▸ REQUIREMENT:
Reproduce the records below line for line, with no changes.

▸ RECORDS SUPPLIED:
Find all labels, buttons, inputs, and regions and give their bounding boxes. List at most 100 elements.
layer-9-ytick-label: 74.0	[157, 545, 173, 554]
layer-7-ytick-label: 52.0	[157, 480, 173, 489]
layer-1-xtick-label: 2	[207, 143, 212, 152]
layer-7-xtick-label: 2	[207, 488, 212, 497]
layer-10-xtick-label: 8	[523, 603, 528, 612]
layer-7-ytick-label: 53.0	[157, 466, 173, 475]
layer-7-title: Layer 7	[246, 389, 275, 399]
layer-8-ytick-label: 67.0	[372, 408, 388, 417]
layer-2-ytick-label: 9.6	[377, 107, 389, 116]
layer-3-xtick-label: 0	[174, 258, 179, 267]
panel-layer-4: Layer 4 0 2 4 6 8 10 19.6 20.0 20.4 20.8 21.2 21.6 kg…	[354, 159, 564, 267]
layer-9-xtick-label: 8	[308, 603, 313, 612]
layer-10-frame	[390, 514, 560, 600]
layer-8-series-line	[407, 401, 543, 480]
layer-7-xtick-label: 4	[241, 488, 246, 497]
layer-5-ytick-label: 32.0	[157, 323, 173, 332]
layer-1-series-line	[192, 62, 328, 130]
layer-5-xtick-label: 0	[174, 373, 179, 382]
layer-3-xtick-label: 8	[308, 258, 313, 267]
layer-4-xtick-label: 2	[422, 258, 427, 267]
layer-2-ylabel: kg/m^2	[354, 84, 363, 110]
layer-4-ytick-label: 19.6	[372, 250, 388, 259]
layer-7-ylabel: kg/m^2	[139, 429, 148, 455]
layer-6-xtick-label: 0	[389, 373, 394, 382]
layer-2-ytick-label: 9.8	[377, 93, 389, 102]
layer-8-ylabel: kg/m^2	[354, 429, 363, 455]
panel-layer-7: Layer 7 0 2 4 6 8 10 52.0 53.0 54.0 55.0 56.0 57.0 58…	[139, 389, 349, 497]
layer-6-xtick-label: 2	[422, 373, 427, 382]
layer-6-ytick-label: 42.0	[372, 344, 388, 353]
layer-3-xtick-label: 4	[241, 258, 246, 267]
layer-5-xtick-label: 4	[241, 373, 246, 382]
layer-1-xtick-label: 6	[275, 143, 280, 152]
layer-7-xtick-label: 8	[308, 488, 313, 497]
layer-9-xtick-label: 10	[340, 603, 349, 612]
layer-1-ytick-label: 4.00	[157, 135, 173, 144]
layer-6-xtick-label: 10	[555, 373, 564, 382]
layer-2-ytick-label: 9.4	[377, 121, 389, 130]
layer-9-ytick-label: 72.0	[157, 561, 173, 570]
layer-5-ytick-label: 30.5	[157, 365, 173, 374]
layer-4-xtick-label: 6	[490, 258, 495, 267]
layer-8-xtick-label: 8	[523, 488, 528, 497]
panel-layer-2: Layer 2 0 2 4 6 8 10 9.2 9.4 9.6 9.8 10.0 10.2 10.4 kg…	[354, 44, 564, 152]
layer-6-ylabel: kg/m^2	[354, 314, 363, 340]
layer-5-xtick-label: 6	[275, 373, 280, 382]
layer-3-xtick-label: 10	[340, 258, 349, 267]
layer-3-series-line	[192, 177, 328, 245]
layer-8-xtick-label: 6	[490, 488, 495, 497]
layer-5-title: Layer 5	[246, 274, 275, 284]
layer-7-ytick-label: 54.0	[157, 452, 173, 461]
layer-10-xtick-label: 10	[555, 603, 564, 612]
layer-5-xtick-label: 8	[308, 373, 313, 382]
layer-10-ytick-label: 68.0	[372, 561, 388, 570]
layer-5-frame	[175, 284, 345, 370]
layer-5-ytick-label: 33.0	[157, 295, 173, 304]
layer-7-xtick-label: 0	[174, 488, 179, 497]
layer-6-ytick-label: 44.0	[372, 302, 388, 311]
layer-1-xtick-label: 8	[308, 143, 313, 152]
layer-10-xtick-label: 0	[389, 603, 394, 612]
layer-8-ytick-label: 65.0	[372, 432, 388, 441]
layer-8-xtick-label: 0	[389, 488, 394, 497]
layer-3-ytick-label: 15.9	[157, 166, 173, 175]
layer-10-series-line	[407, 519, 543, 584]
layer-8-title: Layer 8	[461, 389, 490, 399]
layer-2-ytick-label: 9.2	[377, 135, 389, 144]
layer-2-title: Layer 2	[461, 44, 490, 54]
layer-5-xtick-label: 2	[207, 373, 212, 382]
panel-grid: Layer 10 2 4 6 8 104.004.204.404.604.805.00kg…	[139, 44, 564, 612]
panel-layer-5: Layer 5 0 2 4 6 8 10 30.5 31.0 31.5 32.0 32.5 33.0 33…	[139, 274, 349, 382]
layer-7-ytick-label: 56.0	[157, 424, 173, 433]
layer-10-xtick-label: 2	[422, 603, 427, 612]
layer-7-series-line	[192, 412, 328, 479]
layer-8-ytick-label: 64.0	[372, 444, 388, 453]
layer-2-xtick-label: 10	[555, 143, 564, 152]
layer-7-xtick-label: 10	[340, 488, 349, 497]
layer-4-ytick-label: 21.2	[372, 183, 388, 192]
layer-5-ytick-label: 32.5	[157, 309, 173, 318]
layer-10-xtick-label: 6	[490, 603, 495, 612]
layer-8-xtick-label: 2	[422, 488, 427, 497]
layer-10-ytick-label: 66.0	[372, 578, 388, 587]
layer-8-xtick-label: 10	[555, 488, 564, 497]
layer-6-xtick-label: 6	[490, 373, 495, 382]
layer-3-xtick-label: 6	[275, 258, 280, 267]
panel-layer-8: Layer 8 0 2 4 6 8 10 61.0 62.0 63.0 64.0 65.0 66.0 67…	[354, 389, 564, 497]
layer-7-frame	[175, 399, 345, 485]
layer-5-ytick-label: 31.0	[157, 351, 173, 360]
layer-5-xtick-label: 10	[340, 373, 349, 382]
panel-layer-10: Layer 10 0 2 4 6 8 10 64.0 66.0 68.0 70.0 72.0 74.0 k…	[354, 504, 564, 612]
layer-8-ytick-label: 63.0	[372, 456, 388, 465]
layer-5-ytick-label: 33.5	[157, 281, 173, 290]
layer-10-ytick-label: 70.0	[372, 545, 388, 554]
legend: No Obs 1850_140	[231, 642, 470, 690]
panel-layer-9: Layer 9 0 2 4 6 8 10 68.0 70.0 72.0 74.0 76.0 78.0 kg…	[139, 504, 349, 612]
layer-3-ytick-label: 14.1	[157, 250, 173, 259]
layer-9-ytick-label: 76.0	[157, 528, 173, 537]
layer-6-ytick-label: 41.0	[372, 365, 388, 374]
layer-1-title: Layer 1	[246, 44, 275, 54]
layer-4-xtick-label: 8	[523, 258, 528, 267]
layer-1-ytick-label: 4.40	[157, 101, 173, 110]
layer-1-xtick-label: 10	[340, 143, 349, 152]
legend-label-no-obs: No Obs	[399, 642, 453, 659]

▸ OUTPUT BELOW:
Find all labels, buttons, inputs, and regions and give their bounding boxes. List at most 100 elements.
layer-9-ytick-label: 74.0	[157, 545, 173, 554]
layer-7-ytick-label: 52.0	[157, 480, 173, 489]
layer-1-xtick-label: 2	[207, 143, 212, 152]
layer-7-xtick-label: 2	[207, 488, 212, 497]
layer-10-xtick-label: 8	[523, 603, 528, 612]
layer-7-ytick-label: 53.0	[157, 466, 173, 475]
layer-7-title: Layer 7	[246, 389, 275, 399]
layer-8-ytick-label: 67.0	[372, 408, 388, 417]
layer-2-ytick-label: 9.6	[377, 107, 389, 116]
layer-3-xtick-label: 0	[174, 258, 179, 267]
panel-layer-4: Layer 4 0 2 4 6 8 10 19.6 20.0 20.4 20.8 21.2 21.6 kg…	[354, 159, 564, 267]
layer-9-xtick-label: 8	[308, 603, 313, 612]
layer-10-frame	[390, 514, 560, 600]
layer-8-series-line	[407, 401, 543, 480]
layer-7-xtick-label: 4	[241, 488, 246, 497]
layer-5-ytick-label: 32.0	[157, 323, 173, 332]
layer-1-series-line	[192, 62, 328, 130]
layer-5-xtick-label: 0	[174, 373, 179, 382]
layer-3-xtick-label: 8	[308, 258, 313, 267]
layer-4-xtick-label: 2	[422, 258, 427, 267]
layer-2-ylabel: kg/m^2	[354, 84, 363, 110]
layer-4-ytick-label: 19.6	[372, 250, 388, 259]
layer-7-ylabel: kg/m^2	[139, 429, 148, 455]
layer-6-xtick-label: 0	[389, 373, 394, 382]
layer-2-ytick-label: 9.8	[377, 93, 389, 102]
layer-8-ylabel: kg/m^2	[354, 429, 363, 455]
panel-layer-7: Layer 7 0 2 4 6 8 10 52.0 53.0 54.0 55.0 56.0 57.0 58…	[139, 389, 349, 497]
layer-6-xtick-label: 2	[422, 373, 427, 382]
layer-6-ytick-label: 42.0	[372, 344, 388, 353]
layer-3-xtick-label: 4	[241, 258, 246, 267]
layer-5-xtick-label: 4	[241, 373, 246, 382]
layer-1-xtick-label: 6	[275, 143, 280, 152]
layer-7-xtick-label: 8	[308, 488, 313, 497]
layer-9-xtick-label: 10	[340, 603, 349, 612]
layer-1-ytick-label: 4.00	[157, 135, 173, 144]
layer-6-xtick-label: 10	[555, 373, 564, 382]
layer-2-ytick-label: 9.4	[377, 121, 389, 130]
layer-9-ytick-label: 72.0	[157, 561, 173, 570]
layer-5-ytick-label: 30.5	[157, 365, 173, 374]
layer-4-xtick-label: 6	[490, 258, 495, 267]
layer-8-xtick-label: 8	[523, 488, 528, 497]
panel-layer-2: Layer 2 0 2 4 6 8 10 9.2 9.4 9.6 9.8 10.0 10.2 10.4 kg…	[354, 44, 564, 152]
layer-6-ylabel: kg/m^2	[354, 314, 363, 340]
layer-5-xtick-label: 6	[275, 373, 280, 382]
layer-3-xtick-label: 10	[340, 258, 349, 267]
layer-3-series-line	[192, 177, 328, 245]
layer-8-xtick-label: 6	[490, 488, 495, 497]
layer-5-title: Layer 5	[246, 274, 275, 284]
layer-7-ytick-label: 54.0	[157, 452, 173, 461]
layer-10-xtick-label: 10	[555, 603, 564, 612]
layer-5-xtick-label: 8	[308, 373, 313, 382]
layer-10-ytick-label: 68.0	[372, 561, 388, 570]
layer-5-frame	[175, 284, 345, 370]
layer-5-ytick-label: 33.0	[157, 295, 173, 304]
layer-7-xtick-label: 0	[174, 488, 179, 497]
layer-6-ytick-label: 44.0	[372, 302, 388, 311]
layer-1-xtick-label: 8	[308, 143, 313, 152]
layer-10-xtick-label: 0	[389, 603, 394, 612]
layer-8-ytick-label: 65.0	[372, 432, 388, 441]
layer-8-xtick-label: 0	[389, 488, 394, 497]
layer-3-ytick-label: 15.9	[157, 166, 173, 175]
layer-10-series-line	[407, 519, 543, 584]
layer-8-title: Layer 8	[461, 389, 490, 399]
layer-2-ytick-label: 9.2	[377, 135, 389, 144]
layer-2-title: Layer 2	[461, 44, 490, 54]
layer-5-xtick-label: 2	[207, 373, 212, 382]
panel-grid: Layer 10 2 4 6 8 104.004.204.404.604.805.00kg…	[139, 44, 564, 612]
panel-layer-5: Layer 5 0 2 4 6 8 10 30.5 31.0 31.5 32.0 32.5 33.0 33…	[139, 274, 349, 382]
layer-7-ytick-label: 56.0	[157, 424, 173, 433]
layer-10-xtick-label: 2	[422, 603, 427, 612]
layer-7-series-line	[192, 412, 328, 479]
layer-8-ytick-label: 64.0	[372, 444, 388, 453]
layer-2-xtick-label: 10	[555, 143, 564, 152]
layer-7-xtick-label: 10	[340, 488, 349, 497]
layer-4-ytick-label: 21.2	[372, 183, 388, 192]
layer-5-ytick-label: 32.5	[157, 309, 173, 318]
layer-10-xtick-label: 6	[490, 603, 495, 612]
layer-8-xtick-label: 2	[422, 488, 427, 497]
layer-10-ytick-label: 66.0	[372, 578, 388, 587]
layer-8-xtick-label: 10	[555, 488, 564, 497]
layer-6-xtick-label: 6	[490, 373, 495, 382]
layer-3-xtick-label: 6	[275, 258, 280, 267]
panel-layer-8: Layer 8 0 2 4 6 8 10 61.0 62.0 63.0 64.0 65.0 66.0 67…	[354, 389, 564, 497]
layer-7-frame	[175, 399, 345, 485]
layer-5-ytick-label: 31.0	[157, 351, 173, 360]
layer-5-xtick-label: 10	[340, 373, 349, 382]
panel-layer-10: Layer 10 0 2 4 6 8 10 64.0 66.0 68.0 70.0 72.0 74.0 k…	[354, 504, 564, 612]
layer-8-ytick-label: 63.0	[372, 456, 388, 465]
layer-5-ytick-label: 33.5	[157, 281, 173, 290]
layer-10-ytick-label: 70.0	[372, 545, 388, 554]
legend: No Obs 1850_140	[231, 642, 470, 690]
panel-layer-9: Layer 9 0 2 4 6 8 10 68.0 70.0 72.0 74.0 76.0 78.0 kg…	[139, 504, 349, 612]
layer-3-ytick-label: 14.1	[157, 250, 173, 259]
layer-9-ytick-label: 76.0	[157, 528, 173, 537]
layer-6-ytick-label: 41.0	[372, 365, 388, 374]
layer-1-title: Layer 1	[246, 44, 275, 54]
layer-4-xtick-label: 8	[523, 258, 528, 267]
layer-1-ytick-label: 4.40	[157, 101, 173, 110]
layer-1-xtick-label: 10	[340, 143, 349, 152]
legend-label-no-obs: No Obs	[399, 642, 453, 659]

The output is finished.